» **Supplied data**:

• • • • • • •

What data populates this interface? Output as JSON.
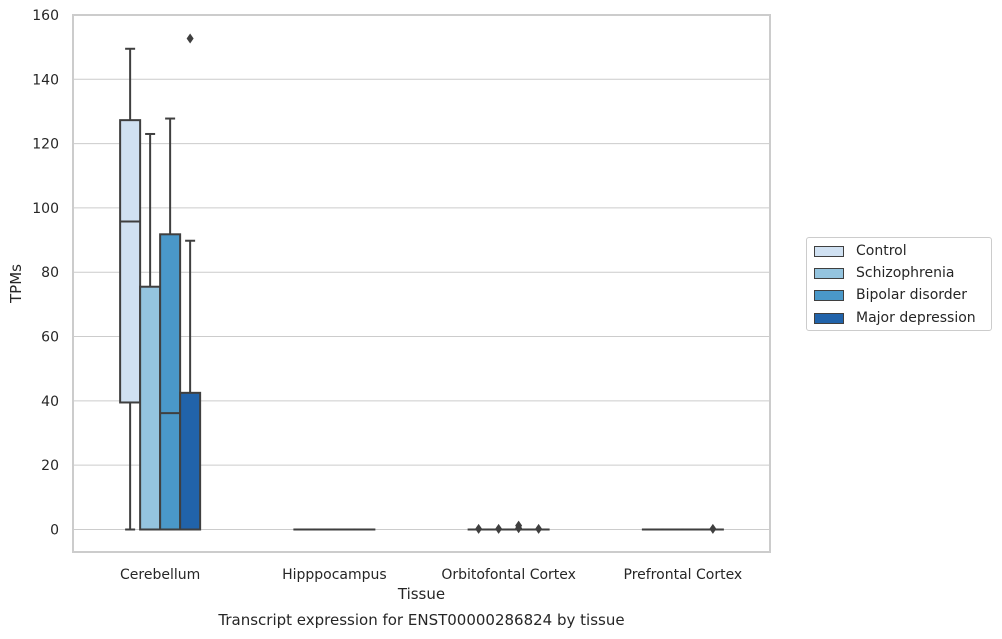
{
  "chart_data": {
    "type": "boxplot",
    "ylabel": "TPMs",
    "xlabel": "Tissue",
    "caption": "Transcript expression for ENST00000286824 by tissue",
    "ylim": [
      -7,
      160
    ],
    "yticks": [
      0,
      20,
      40,
      60,
      80,
      100,
      120,
      140,
      160
    ],
    "grid": "horizontal",
    "legend_position": "right",
    "categories": [
      "Cerebellum",
      "Hipppocampus",
      "Orbitofontal Cortex",
      "Prefrontal Cortex"
    ],
    "series": [
      {
        "name": "Control",
        "color": "#d0e1f2",
        "boxes": [
          {
            "q1": 39.5,
            "median": 95.8,
            "q3": 127.3,
            "low": 0,
            "high": 149.5,
            "outliers": []
          },
          {
            "q1": 0,
            "median": 0,
            "q3": 0,
            "low": 0,
            "high": 0,
            "outliers": []
          },
          {
            "q1": 0,
            "median": 0,
            "q3": 0,
            "low": 0,
            "high": 0,
            "outliers": [
              0.2
            ]
          },
          {
            "q1": 0,
            "median": 0,
            "q3": 0,
            "low": 0,
            "high": 0,
            "outliers": []
          }
        ]
      },
      {
        "name": "Schizophrenia",
        "color": "#94c4df",
        "boxes": [
          {
            "q1": 0,
            "median": 0,
            "q3": 75.5,
            "low": 0,
            "high": 123,
            "outliers": []
          },
          {
            "q1": 0,
            "median": 0,
            "q3": 0,
            "low": 0,
            "high": 0,
            "outliers": []
          },
          {
            "q1": 0,
            "median": 0,
            "q3": 0,
            "low": 0,
            "high": 0,
            "outliers": [
              0.2
            ]
          },
          {
            "q1": 0,
            "median": 0,
            "q3": 0,
            "low": 0,
            "high": 0,
            "outliers": []
          }
        ]
      },
      {
        "name": "Bipolar disorder",
        "color": "#4a98c9",
        "boxes": [
          {
            "q1": 0,
            "median": 36.2,
            "q3": 91.8,
            "low": 0,
            "high": 127.8,
            "outliers": []
          },
          {
            "q1": 0,
            "median": 0,
            "q3": 0,
            "low": 0,
            "high": 0,
            "outliers": []
          },
          {
            "q1": 0,
            "median": 0,
            "q3": 0,
            "low": 0,
            "high": 0,
            "outliers": [
              0.4,
              1.2
            ]
          },
          {
            "q1": 0,
            "median": 0,
            "q3": 0,
            "low": 0,
            "high": 0,
            "outliers": []
          }
        ]
      },
      {
        "name": "Major depression",
        "color": "#2163aa",
        "boxes": [
          {
            "q1": 0,
            "median": 0,
            "q3": 42.5,
            "low": 0,
            "high": 89.8,
            "outliers": [
              152.7
            ]
          },
          {
            "q1": 0,
            "median": 0,
            "q3": 0,
            "low": 0,
            "high": 0,
            "outliers": []
          },
          {
            "q1": 0,
            "median": 0,
            "q3": 0,
            "low": 0,
            "high": 0,
            "outliers": [
              0.2
            ]
          },
          {
            "q1": 0,
            "median": 0,
            "q3": 0,
            "low": 0,
            "high": 0,
            "outliers": [
              0.2
            ]
          }
        ]
      }
    ]
  }
}
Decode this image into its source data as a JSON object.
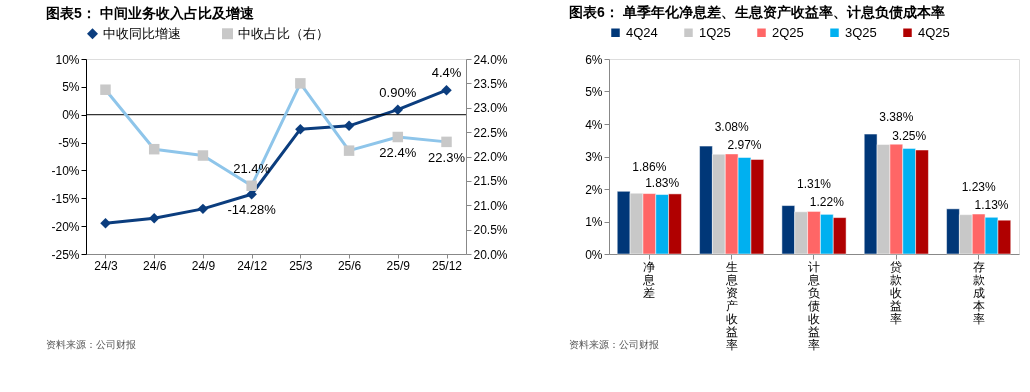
{
  "chart_data": [
    {
      "type": "line",
      "title": "图表5：  中间业务收入占比及增速",
      "categories": [
        "24/3",
        "24/6",
        "24/9",
        "24/12",
        "25/3",
        "25/6",
        "25/9",
        "25/12"
      ],
      "series": [
        {
          "name": "中收同比增速",
          "color": "#0b3d7e",
          "marker": "diamond",
          "values": [
            -19.5,
            -18.6,
            -16.9,
            -14.28,
            -2.6,
            -2.0,
            0.9,
            4.4
          ],
          "value_labels": [
            null,
            null,
            null,
            "-14.28%",
            null,
            null,
            "0.90%",
            "4.4%"
          ]
        },
        {
          "name": "中收占比（右）",
          "color": "#8ec5ea",
          "colors": [
            "#c8c8c8",
            "#c8c8c8",
            "#c8c8c8",
            "#c8c8c8",
            "#c8c8c8",
            "#c8c8c8",
            "#c8c8c8",
            "#c8c8c8"
          ],
          "marker": "square",
          "axis": "y2",
          "values": [
            23.37,
            22.15,
            22.02,
            21.4,
            23.5,
            22.12,
            22.4,
            22.3
          ],
          "value_labels": [
            null,
            null,
            null,
            "21.4%",
            null,
            null,
            "22.4%",
            "22.3%"
          ]
        }
      ],
      "ylim": [
        -25,
        10
      ],
      "yticks": [
        {
          "value": -25,
          "label": "-25%"
        },
        {
          "value": -20,
          "label": "-20%"
        },
        {
          "value": -15,
          "label": "-15%"
        },
        {
          "value": -10,
          "label": "-10%"
        },
        {
          "value": -5,
          "label": "-5%"
        },
        {
          "value": 0,
          "label": "0%"
        },
        {
          "value": 5,
          "label": "5%"
        },
        {
          "value": 10,
          "label": "10%"
        }
      ],
      "y2lim": [
        20,
        24
      ],
      "y2ticks": [
        {
          "value": 20,
          "label": "20.0%"
        },
        {
          "value": 20.5,
          "label": "20.5%"
        },
        {
          "value": 21,
          "label": "21.0%"
        },
        {
          "value": 21.5,
          "label": "21.5%"
        },
        {
          "value": 22,
          "label": "22.0%"
        },
        {
          "value": 22.5,
          "label": "22.5%"
        },
        {
          "value": 23,
          "label": "23.0%"
        },
        {
          "value": 23.5,
          "label": "23.5%"
        },
        {
          "value": 24,
          "label": "24.0%"
        }
      ],
      "ref_lines": [
        {
          "axis": "y",
          "value": 0,
          "color": "#000000"
        }
      ],
      "legend": "top",
      "grid": false,
      "line_style": "solid",
      "annotations": [
        "资料来源：公司财报"
      ]
    },
    {
      "type": "bar",
      "title": "图表6：  单季年化净息差、生息资产收益率、计息负债成本率",
      "categories": [
        "净息差",
        "生息资产收益率",
        "计息负债收益率",
        "贷款收益率",
        "存款成本率"
      ],
      "series": [
        {
          "name": "4Q24",
          "color": "#003778",
          "values": [
            1.93,
            3.32,
            1.49,
            3.69,
            1.39
          ]
        },
        {
          "name": "1Q25",
          "color": "#c8c8c8",
          "values": [
            1.87,
            3.07,
            1.3,
            3.37,
            1.21
          ]
        },
        {
          "name": "2Q25",
          "color": "#ff6666",
          "values": [
            1.86,
            3.08,
            1.31,
            3.38,
            1.23
          ],
          "value_labels": [
            "1.86%",
            "3.08%",
            "1.31%",
            "3.38%",
            "1.23%"
          ]
        },
        {
          "name": "3Q25",
          "color": "#00b0f0",
          "values": [
            1.83,
            2.97,
            1.22,
            3.25,
            1.13
          ],
          "value_labels": [
            "1.83%",
            "2.97%",
            "1.22%",
            "3.25%",
            "1.13%"
          ]
        },
        {
          "name": "4Q25",
          "color": "#b00000",
          "values": [
            1.85,
            2.91,
            1.12,
            3.2,
            1.04
          ]
        }
      ],
      "ylim": [
        0,
        6
      ],
      "yticks": [
        {
          "value": 0,
          "label": "0%"
        },
        {
          "value": 1,
          "label": "1%"
        },
        {
          "value": 2,
          "label": "2%"
        },
        {
          "value": 3,
          "label": "3%"
        },
        {
          "value": 4,
          "label": "4%"
        },
        {
          "value": 5,
          "label": "5%"
        },
        {
          "value": 6,
          "label": "6%"
        }
      ],
      "legend": "top",
      "grid": false,
      "annotations": [
        "资料来源：公司财报"
      ]
    }
  ]
}
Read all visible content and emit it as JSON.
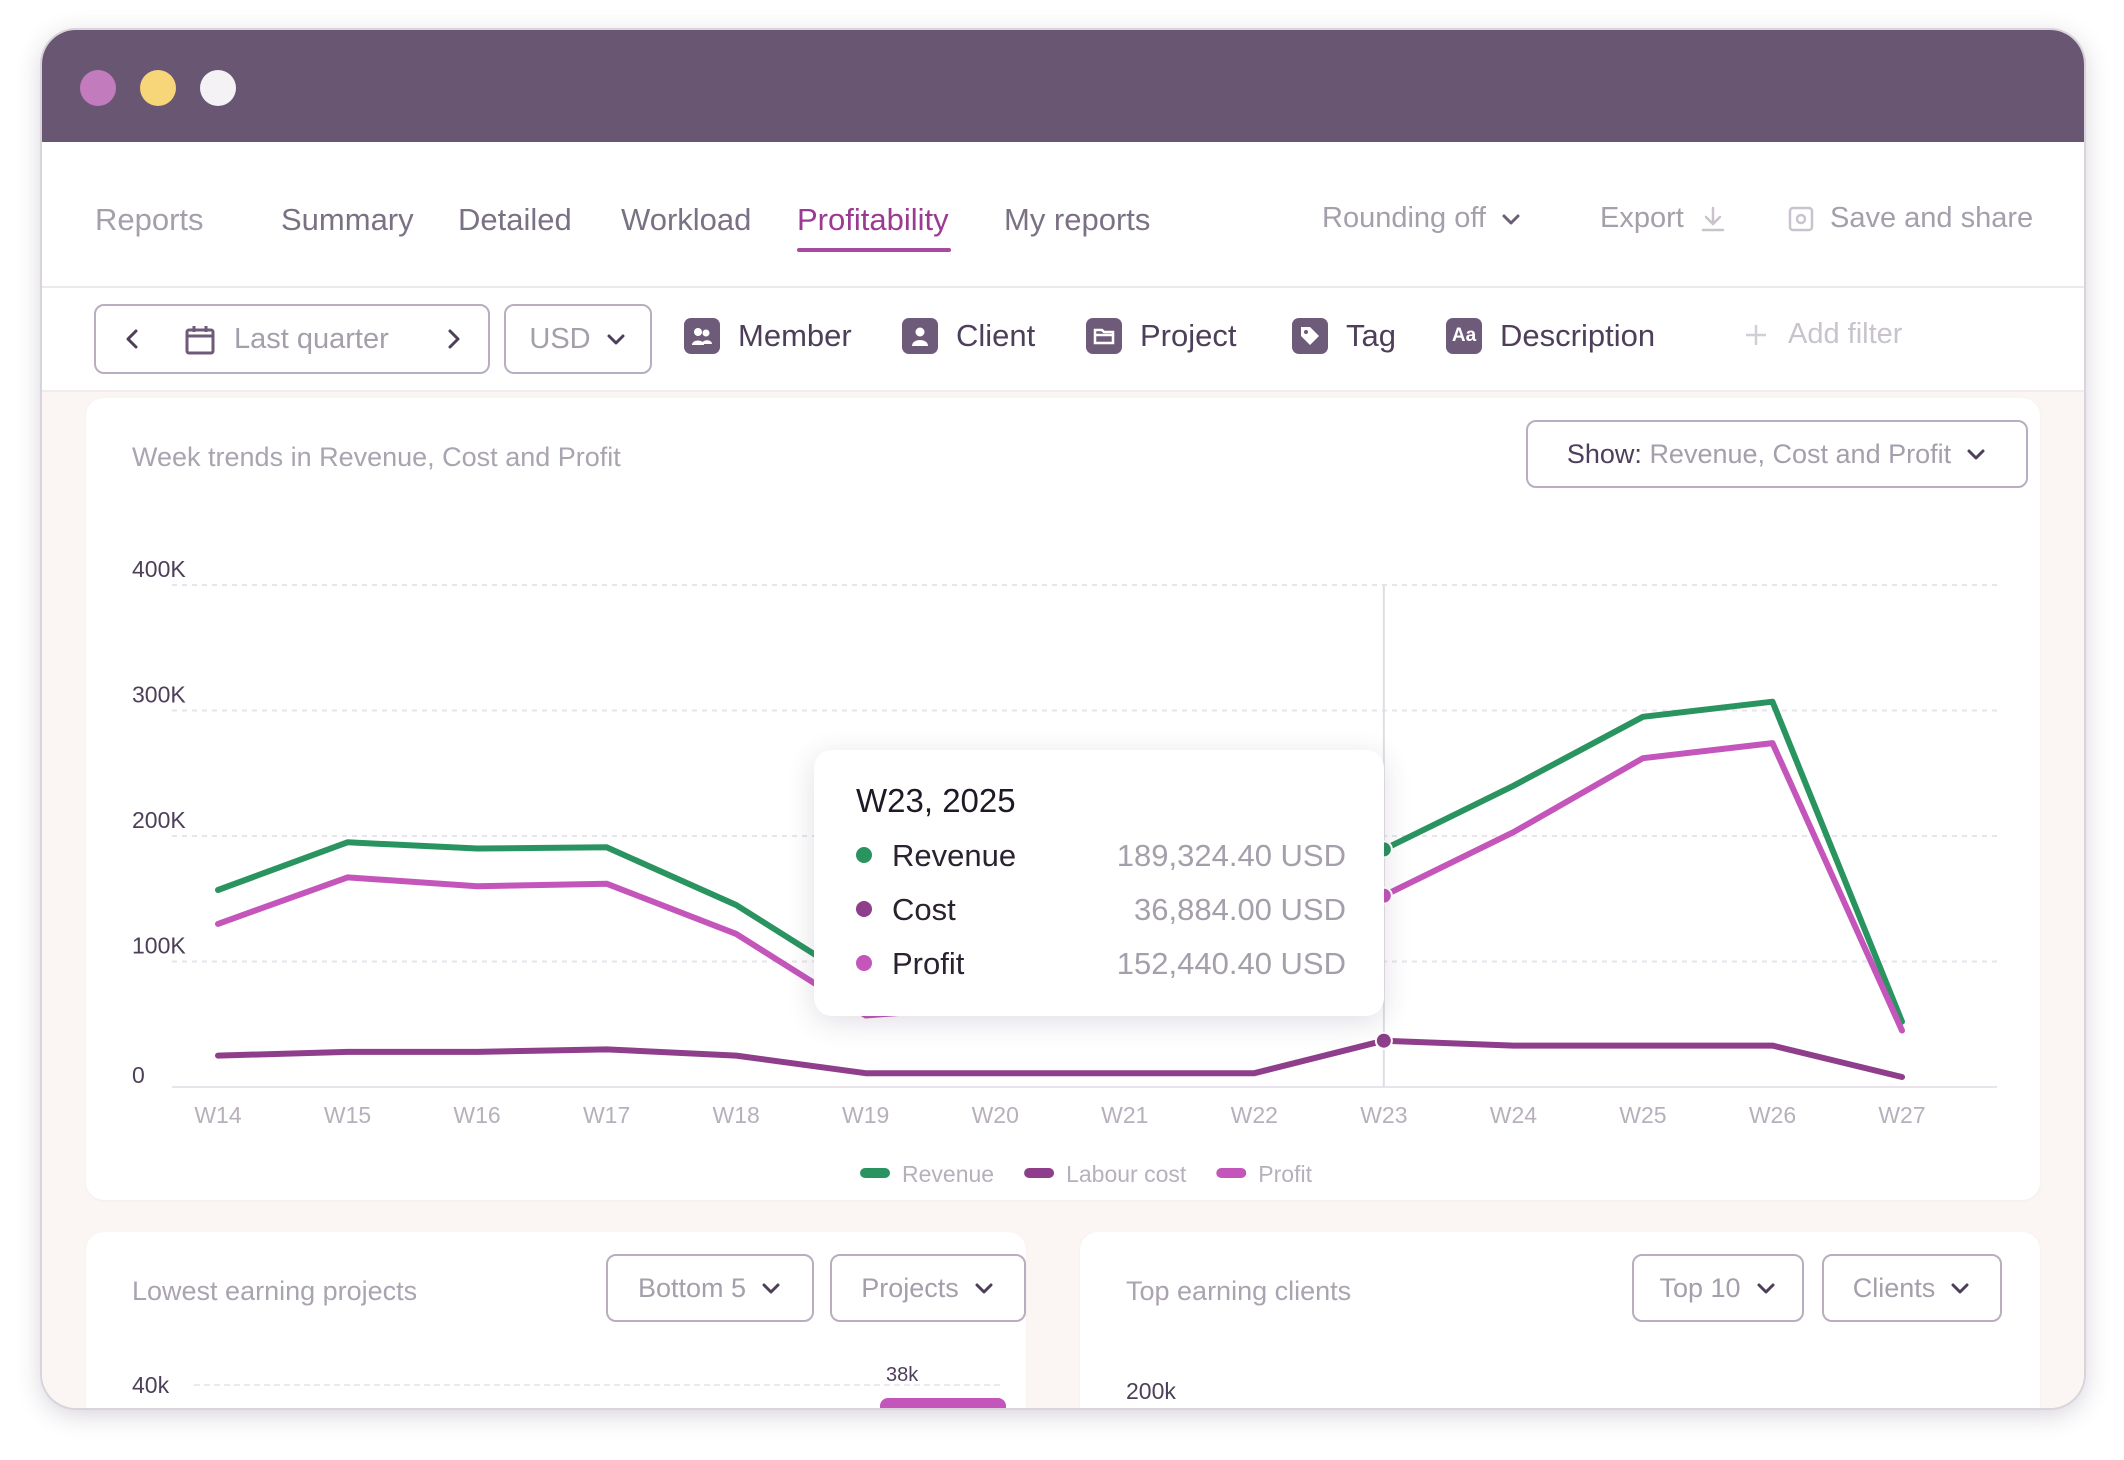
{
  "window": {
    "traffic_lights": [
      "close",
      "minimize",
      "zoom"
    ],
    "colors": {
      "titlebar": "#685672",
      "accent": "#a94aa1",
      "revenue": "#2a9460",
      "labour_cost": "#8e3e8a",
      "profit": "#c455ba"
    }
  },
  "nav": {
    "reports": "Reports",
    "tabs": [
      "Summary",
      "Detailed",
      "Workload",
      "Profitability",
      "My reports"
    ],
    "active_tab": "Profitability",
    "rounding": "Rounding off",
    "export": "Export",
    "save_share": "Save and share"
  },
  "filters": {
    "date_range": "Last quarter",
    "currency": "USD",
    "chips": [
      "Member",
      "Client",
      "Project",
      "Tag",
      "Description"
    ],
    "chip_icons": [
      "member-icon",
      "client-icon",
      "folder-icon",
      "tag-icon",
      "text-icon"
    ],
    "description_icon_text": "Aa",
    "add_filter": "Add filter"
  },
  "trend_card": {
    "title": "Week trends in Revenue, Cost and Profit",
    "show_prefix": "Show:",
    "show_value": "Revenue, Cost and Profit"
  },
  "chart_data": {
    "type": "line",
    "title": "Week trends in Revenue, Cost and Profit",
    "x": [
      "W14",
      "W15",
      "W16",
      "W17",
      "W18",
      "W19",
      "W20",
      "W21",
      "W22",
      "W23",
      "W24",
      "W25",
      "W26",
      "W27"
    ],
    "yticks": [
      "400K",
      "300K",
      "200K",
      "100K",
      "0"
    ],
    "ylim": [
      0,
      400000
    ],
    "grid": true,
    "legend_position": "bottom",
    "series": [
      {
        "name": "Revenue",
        "color": "#2a9460",
        "values": [
          157000,
          195000,
          190000,
          191000,
          145000,
          80000,
          80000,
          105000,
          145000,
          189324.4,
          240000,
          295000,
          307000,
          52000
        ]
      },
      {
        "name": "Labour cost",
        "color": "#8e3e8a",
        "values": [
          25000,
          28000,
          28000,
          30000,
          25000,
          11000,
          11000,
          11000,
          11000,
          36884,
          33000,
          33000,
          33000,
          8000
        ]
      },
      {
        "name": "Profit",
        "color": "#c455ba",
        "values": [
          130000,
          167000,
          160000,
          162000,
          122000,
          57000,
          65000,
          85000,
          120000,
          152440.4,
          203000,
          262000,
          274000,
          45000
        ]
      }
    ],
    "highlight_index": 9,
    "tooltip": {
      "title": "W23, 2025",
      "rows": [
        {
          "label": "Revenue",
          "value": "189,324.40 USD",
          "color": "#2a9460"
        },
        {
          "label": "Cost",
          "value": "36,884.00 USD",
          "color": "#8e3e8a"
        },
        {
          "label": "Profit",
          "value": "152,440.40 USD",
          "color": "#c455ba"
        }
      ]
    }
  },
  "lowest_card": {
    "title": "Lowest earning projects",
    "filter1": "Bottom 5",
    "filter2": "Projects",
    "y_top": "40k",
    "bar_label": "38k"
  },
  "top_card": {
    "title": "Top earning clients",
    "filter1": "Top 10",
    "filter2": "Clients",
    "y_top": "200k"
  }
}
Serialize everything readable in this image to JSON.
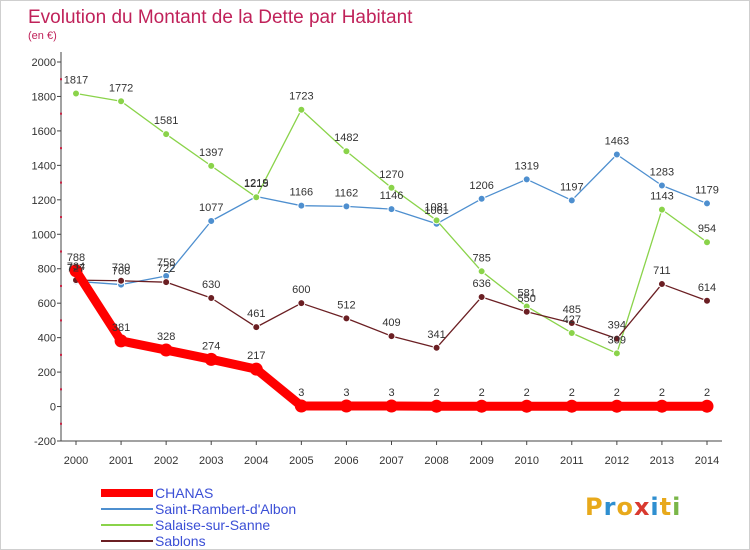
{
  "header": {
    "title": "Evolution du Montant de la Dette par Habitant",
    "unit": "(en €)"
  },
  "logo": {
    "letters": [
      "P",
      "r",
      "o",
      "x",
      "i",
      "t",
      "i"
    ],
    "colors": [
      "#e8a91b",
      "#2f8fd0",
      "#e8a91b",
      "#d9392f",
      "#2f8fd0",
      "#e8a91b",
      "#7ab648"
    ]
  },
  "chart_data": {
    "type": "line",
    "title": "Evolution du Montant de la Dette par Habitant",
    "ylabel": "(en €)",
    "x": [
      "2000",
      "2001",
      "2002",
      "2003",
      "2004",
      "2005",
      "2006",
      "2007",
      "2008",
      "2009",
      "2010",
      "2011",
      "2012",
      "2013",
      "2014"
    ],
    "ylim": [
      -200,
      2000
    ],
    "yticks": [
      -200,
      0,
      200,
      400,
      600,
      800,
      1000,
      1200,
      1400,
      1600,
      1800,
      2000
    ],
    "grid": false,
    "legend_position": "bottom-left",
    "series": [
      {
        "name": "CHANAS",
        "color": "#ff0000",
        "values": [
          788,
          381,
          328,
          274,
          217,
          3,
          3,
          3,
          2,
          2,
          2,
          2,
          2,
          2,
          2
        ]
      },
      {
        "name": "Saint-Rambert-d'Albon",
        "color": "#4e8fcf",
        "values": [
          727,
          708,
          758,
          1077,
          1219,
          1166,
          1162,
          1146,
          1061,
          1206,
          1319,
          1197,
          1463,
          1283,
          1179
        ]
      },
      {
        "name": "Salaise-sur-Sanne",
        "color": "#8ad34a",
        "values": [
          1817,
          1772,
          1581,
          1397,
          1215,
          1723,
          1482,
          1270,
          1081,
          785,
          581,
          427,
          309,
          1143,
          954
        ]
      },
      {
        "name": "Sablons",
        "color": "#6b1f23",
        "values": [
          734,
          730,
          722,
          630,
          461,
          600,
          512,
          409,
          341,
          636,
          550,
          485,
          394,
          711,
          614
        ]
      }
    ]
  }
}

• • • • • • •

» **Instructions for the task**: Within the listing, how many lines hold the word "type"? Only the number is to be given.

» **In response**: 5